━━ Data supplied ━━

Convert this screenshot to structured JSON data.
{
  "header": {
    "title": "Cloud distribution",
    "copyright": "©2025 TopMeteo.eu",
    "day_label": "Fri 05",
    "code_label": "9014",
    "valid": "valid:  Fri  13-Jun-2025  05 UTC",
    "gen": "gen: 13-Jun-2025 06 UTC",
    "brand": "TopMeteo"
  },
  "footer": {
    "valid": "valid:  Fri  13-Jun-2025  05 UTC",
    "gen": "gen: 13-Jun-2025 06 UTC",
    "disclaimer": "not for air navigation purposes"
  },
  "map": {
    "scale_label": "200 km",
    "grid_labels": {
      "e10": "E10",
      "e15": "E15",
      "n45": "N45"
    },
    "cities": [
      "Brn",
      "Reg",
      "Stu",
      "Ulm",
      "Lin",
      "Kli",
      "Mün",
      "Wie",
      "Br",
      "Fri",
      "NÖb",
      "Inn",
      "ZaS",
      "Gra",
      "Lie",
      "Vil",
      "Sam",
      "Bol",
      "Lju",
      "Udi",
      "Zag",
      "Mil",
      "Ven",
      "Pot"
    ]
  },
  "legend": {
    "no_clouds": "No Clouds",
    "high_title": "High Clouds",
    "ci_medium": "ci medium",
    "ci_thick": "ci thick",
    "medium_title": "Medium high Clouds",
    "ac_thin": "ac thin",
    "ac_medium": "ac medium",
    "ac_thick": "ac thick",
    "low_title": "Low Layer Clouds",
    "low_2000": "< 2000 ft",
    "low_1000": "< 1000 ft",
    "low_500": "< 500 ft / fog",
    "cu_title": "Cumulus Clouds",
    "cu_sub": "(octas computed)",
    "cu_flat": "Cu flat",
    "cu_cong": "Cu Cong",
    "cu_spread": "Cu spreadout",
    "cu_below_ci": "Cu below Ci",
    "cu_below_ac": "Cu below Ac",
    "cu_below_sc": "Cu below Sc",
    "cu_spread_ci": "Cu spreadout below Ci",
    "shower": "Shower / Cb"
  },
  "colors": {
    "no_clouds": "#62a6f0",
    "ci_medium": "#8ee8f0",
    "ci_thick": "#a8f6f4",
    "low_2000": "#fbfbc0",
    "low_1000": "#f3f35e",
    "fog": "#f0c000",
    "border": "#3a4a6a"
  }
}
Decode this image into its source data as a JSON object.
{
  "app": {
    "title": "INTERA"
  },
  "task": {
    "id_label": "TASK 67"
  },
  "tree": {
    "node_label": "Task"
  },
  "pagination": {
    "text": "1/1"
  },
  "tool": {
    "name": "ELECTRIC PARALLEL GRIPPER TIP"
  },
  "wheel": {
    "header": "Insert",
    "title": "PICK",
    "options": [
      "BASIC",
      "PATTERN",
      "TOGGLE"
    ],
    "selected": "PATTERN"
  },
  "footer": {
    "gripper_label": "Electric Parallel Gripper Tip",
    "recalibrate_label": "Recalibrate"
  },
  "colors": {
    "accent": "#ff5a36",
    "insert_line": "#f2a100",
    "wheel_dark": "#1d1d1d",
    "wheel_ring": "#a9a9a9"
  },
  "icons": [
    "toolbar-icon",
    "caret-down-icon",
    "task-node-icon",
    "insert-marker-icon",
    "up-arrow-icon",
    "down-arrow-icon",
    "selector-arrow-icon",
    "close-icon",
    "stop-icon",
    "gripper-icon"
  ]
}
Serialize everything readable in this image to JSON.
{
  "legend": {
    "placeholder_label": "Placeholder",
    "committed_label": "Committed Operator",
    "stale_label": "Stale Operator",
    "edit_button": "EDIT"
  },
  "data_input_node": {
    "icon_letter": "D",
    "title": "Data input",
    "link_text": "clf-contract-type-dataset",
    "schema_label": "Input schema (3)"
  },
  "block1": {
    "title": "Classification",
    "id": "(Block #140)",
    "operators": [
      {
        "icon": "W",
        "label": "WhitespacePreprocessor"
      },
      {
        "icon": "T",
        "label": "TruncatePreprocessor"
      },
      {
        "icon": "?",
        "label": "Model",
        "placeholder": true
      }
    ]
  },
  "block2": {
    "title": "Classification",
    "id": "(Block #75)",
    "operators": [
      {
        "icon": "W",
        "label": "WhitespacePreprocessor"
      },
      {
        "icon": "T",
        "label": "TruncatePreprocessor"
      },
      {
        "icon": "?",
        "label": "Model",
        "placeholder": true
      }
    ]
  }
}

━━━

Job:
Transcribe every entry exactly, omitting nothing.

Exercise output:
Convert this screenshot to structured JSON data.
{
  "header": {
    "title": "Cloud distribution",
    "copyright": "©2025 TopMeteo.eu",
    "day_label": "Fri 05",
    "code_label": "9014",
    "valid": "valid:  Fri  13-Jun-2025  05 UTC",
    "gen": "gen: 13-Jun-2025 06 UTC",
    "brand": "TopMeteo"
  },
  "footer": {
    "valid": "valid:  Fri  13-Jun-2025  05 UTC",
    "gen": "gen: 13-Jun-2025 06 UTC",
    "disclaimer": "not for air navigation purposes"
  },
  "map": {
    "scale_label": "200 km",
    "grid_labels": {
      "e10": "E10",
      "e15": "E15",
      "n45": "N45"
    },
    "cities": [
      "Brn",
      "Reg",
      "Stu",
      "Ulm",
      "Lin",
      "Kli",
      "Mün",
      "Wie",
      "Br",
      "Fri",
      "NÖb",
      "Inn",
      "ZaS",
      "Gra",
      "Lie",
      "Vil",
      "Sam",
      "Bol",
      "Lju",
      "Udi",
      "Zag",
      "Mil",
      "Ven",
      "Pot"
    ]
  },
  "legend": {
    "no_clouds": "No Clouds",
    "high_title": "High Clouds",
    "ci_medium": "ci medium",
    "ci_thick": "ci thick",
    "medium_title": "Medium high Clouds",
    "ac_thin": "ac thin",
    "ac_medium": "ac medium",
    "ac_thick": "ac thick",
    "low_title": "Low Layer Clouds",
    "low_2000": "< 2000 ft",
    "low_1000": "< 1000 ft",
    "low_500": "< 500 ft / fog",
    "cu_title": "Cumulus Clouds",
    "cu_sub": "(octas computed)",
    "cu_flat": "Cu flat",
    "cu_cong": "Cu Cong",
    "cu_spread": "Cu spreadout",
    "cu_below_ci": "Cu below Ci",
    "cu_below_ac": "Cu below Ac",
    "cu_below_sc": "Cu below Sc",
    "cu_spread_ci": "Cu spreadout below Ci",
    "shower": "Shower / Cb"
  },
  "colors": {
    "no_clouds": "#62a6f0",
    "ci_medium": "#8ee8f0",
    "ci_thick": "#a8f6f4",
    "low_2000": "#fbfbc0",
    "low_1000": "#f3f35e",
    "fog": "#f0c000",
    "border": "#3a4a6a"
  }
}
Decode this image into its source data as a JSON object.
{
  "app": {
    "title": "INTERA"
  },
  "task": {
    "id_label": "TASK 67"
  },
  "tree": {
    "node_label": "Task"
  },
  "pagination": {
    "text": "1/1"
  },
  "tool": {
    "name": "ELECTRIC PARALLEL GRIPPER TIP"
  },
  "wheel": {
    "header": "Insert",
    "title": "PICK",
    "options": [
      "BASIC",
      "PATTERN",
      "TOGGLE"
    ],
    "selected": "PATTERN"
  },
  "footer": {
    "gripper_label": "Electric Parallel Gripper Tip",
    "recalibrate_label": "Recalibrate"
  },
  "colors": {
    "accent": "#ff5a36",
    "insert_line": "#f2a100",
    "wheel_dark": "#1d1d1d",
    "wheel_ring": "#a9a9a9"
  },
  "icons": [
    "toolbar-icon",
    "caret-down-icon",
    "task-node-icon",
    "insert-marker-icon",
    "up-arrow-icon",
    "down-arrow-icon",
    "selector-arrow-icon",
    "close-icon",
    "stop-icon",
    "gripper-icon"
  ]
}
Serialize everything readable in this image to JSON.
{
  "legend": {
    "placeholder_label": "Placeholder",
    "committed_label": "Committed Operator",
    "stale_label": "Stale Operator",
    "edit_button": "EDIT"
  },
  "data_input_node": {
    "icon_letter": "D",
    "title": "Data input",
    "link_text": "clf-contract-type-dataset",
    "schema_label": "Input schema (3)"
  },
  "block1": {
    "title": "Classification",
    "id": "(Block #140)",
    "operators": [
      {
        "icon": "W",
        "label": "WhitespacePreprocessor"
      },
      {
        "icon": "T",
        "label": "TruncatePreprocessor"
      },
      {
        "icon": "?",
        "label": "Model",
        "placeholder": true
      }
    ]
  },
  "block2": {
    "title": "Classification",
    "id": "(Block #75)",
    "operators": [
      {
        "icon": "W",
        "label": "WhitespacePreprocessor"
      },
      {
        "icon": "T",
        "label": "TruncatePreprocessor"
      },
      {
        "icon": "?",
        "label": "Model",
        "placeholder": true
      }
    ]
  }
}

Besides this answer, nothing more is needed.